- **Objective**: Identify the lines containing the word "Hilfe". Copy each one.

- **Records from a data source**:
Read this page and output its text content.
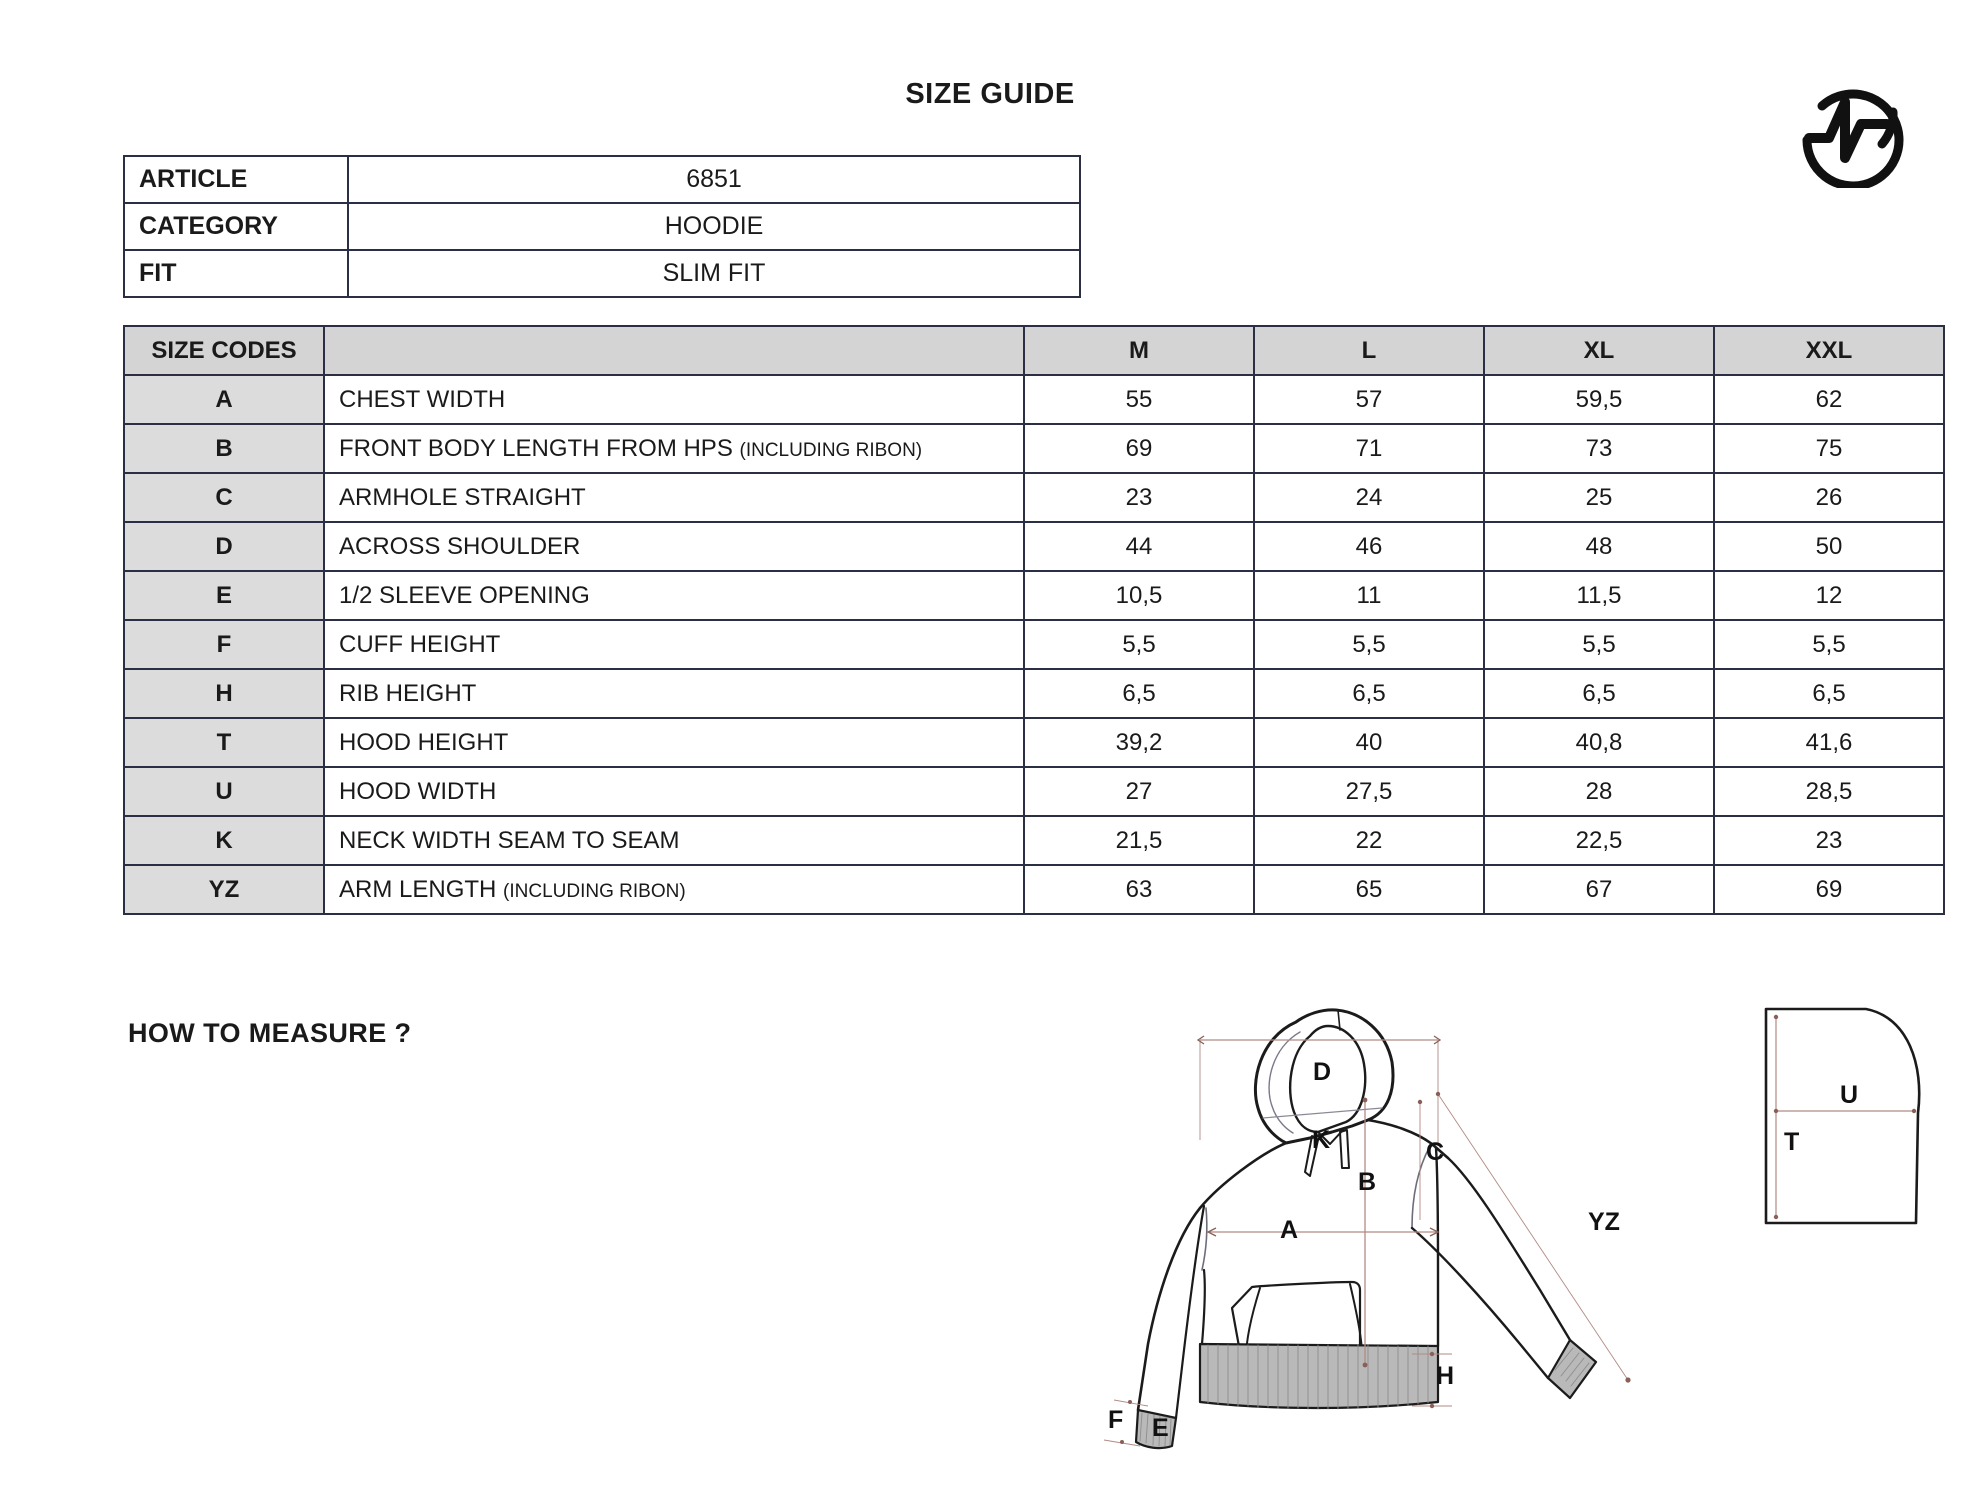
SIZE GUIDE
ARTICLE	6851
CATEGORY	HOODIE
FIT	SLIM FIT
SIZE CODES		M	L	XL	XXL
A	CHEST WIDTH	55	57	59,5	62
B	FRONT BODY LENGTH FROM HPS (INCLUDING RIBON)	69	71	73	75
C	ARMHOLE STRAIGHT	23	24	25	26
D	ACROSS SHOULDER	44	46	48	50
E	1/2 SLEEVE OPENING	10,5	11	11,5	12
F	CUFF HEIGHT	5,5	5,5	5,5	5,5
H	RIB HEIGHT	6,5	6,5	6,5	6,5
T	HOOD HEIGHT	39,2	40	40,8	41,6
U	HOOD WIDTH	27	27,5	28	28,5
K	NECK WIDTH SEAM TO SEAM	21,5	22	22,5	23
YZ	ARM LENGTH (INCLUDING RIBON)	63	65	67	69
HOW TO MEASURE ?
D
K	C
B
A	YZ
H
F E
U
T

==

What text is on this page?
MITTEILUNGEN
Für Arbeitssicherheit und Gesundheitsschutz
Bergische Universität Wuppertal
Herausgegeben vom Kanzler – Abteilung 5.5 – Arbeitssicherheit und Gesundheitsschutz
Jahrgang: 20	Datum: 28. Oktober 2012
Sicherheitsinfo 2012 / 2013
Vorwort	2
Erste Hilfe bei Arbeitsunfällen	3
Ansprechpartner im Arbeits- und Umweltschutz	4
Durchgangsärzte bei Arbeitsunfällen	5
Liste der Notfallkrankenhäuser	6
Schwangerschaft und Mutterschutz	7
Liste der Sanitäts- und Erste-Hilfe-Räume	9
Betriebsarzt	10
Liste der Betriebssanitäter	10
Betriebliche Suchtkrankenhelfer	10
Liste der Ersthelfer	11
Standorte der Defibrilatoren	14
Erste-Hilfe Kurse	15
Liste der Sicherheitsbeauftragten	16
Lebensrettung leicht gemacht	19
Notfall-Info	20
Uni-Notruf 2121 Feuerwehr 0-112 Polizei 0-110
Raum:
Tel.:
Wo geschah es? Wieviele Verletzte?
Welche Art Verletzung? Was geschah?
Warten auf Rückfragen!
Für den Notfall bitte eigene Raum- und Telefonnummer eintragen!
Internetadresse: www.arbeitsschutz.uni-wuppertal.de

- **Solved exercise**:
Erste Hilfe bei Arbeitsunfällen	3
Liste der Sanitäts- und Erste-Hilfe-Räume	9
Erste-Hilfe Kurse	15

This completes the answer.